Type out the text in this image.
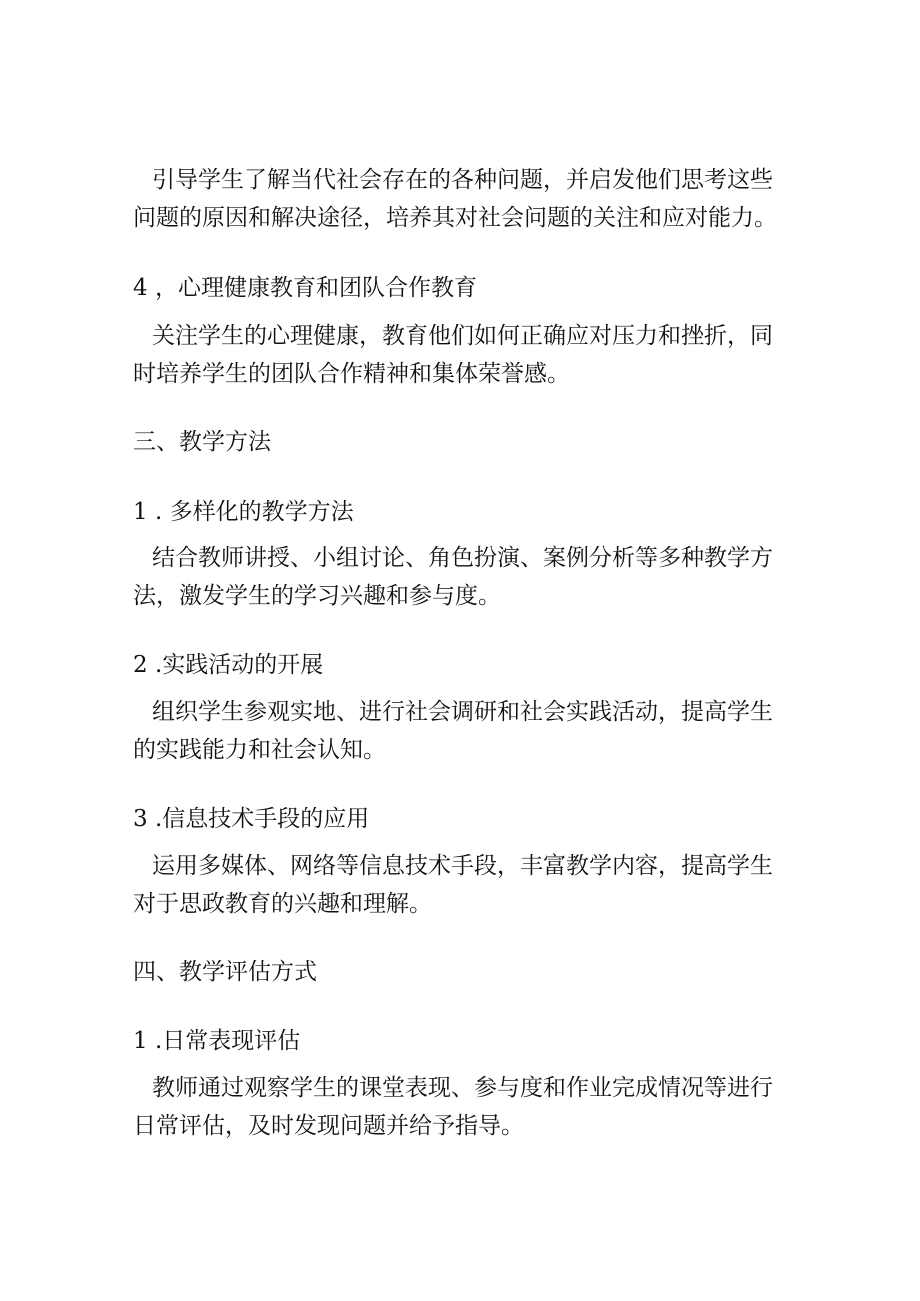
引导学生了解当代社会存在的各种问题，并启发他们思考这些
问题的原因和解决途径，培养其对社会问题的关注和应对能力。
4 ，心理健康教育和团队合作教育
关注学生的心理健康，教育他们如何正确应对压力和挫折，同
时培养学生的团队合作精神和集体荣誉感。
三、教学方法
1 . 多样化的教学方法
结合教师讲授、小组讨论、角色扮演、案例分析等多种教学方
法，激发学生的学习兴趣和参与度。
2 .实践活动的开展
组织学生参观实地、进行社会调研和社会实践活动，提高学生
的实践能力和社会认知。
3 .信息技术手段的应用
运用多媒体、网络等信息技术手段，丰富教学内容，提高学生
对于思政教育的兴趣和理解。
四、教学评估方式
1 .日常表现评估
教师通过观察学生的课堂表现、参与度和作业完成情况等进行
日常评估，及时发现问题并给予指导。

==================================================

- Task description: Filter the data for the string "提高学生" and copy every line that has it.

- The answer:
组织学生参观实地、进行社会调研和社会实践活动，提高学生
运用多媒体、网络等信息技术手段，丰富教学内容，提高学生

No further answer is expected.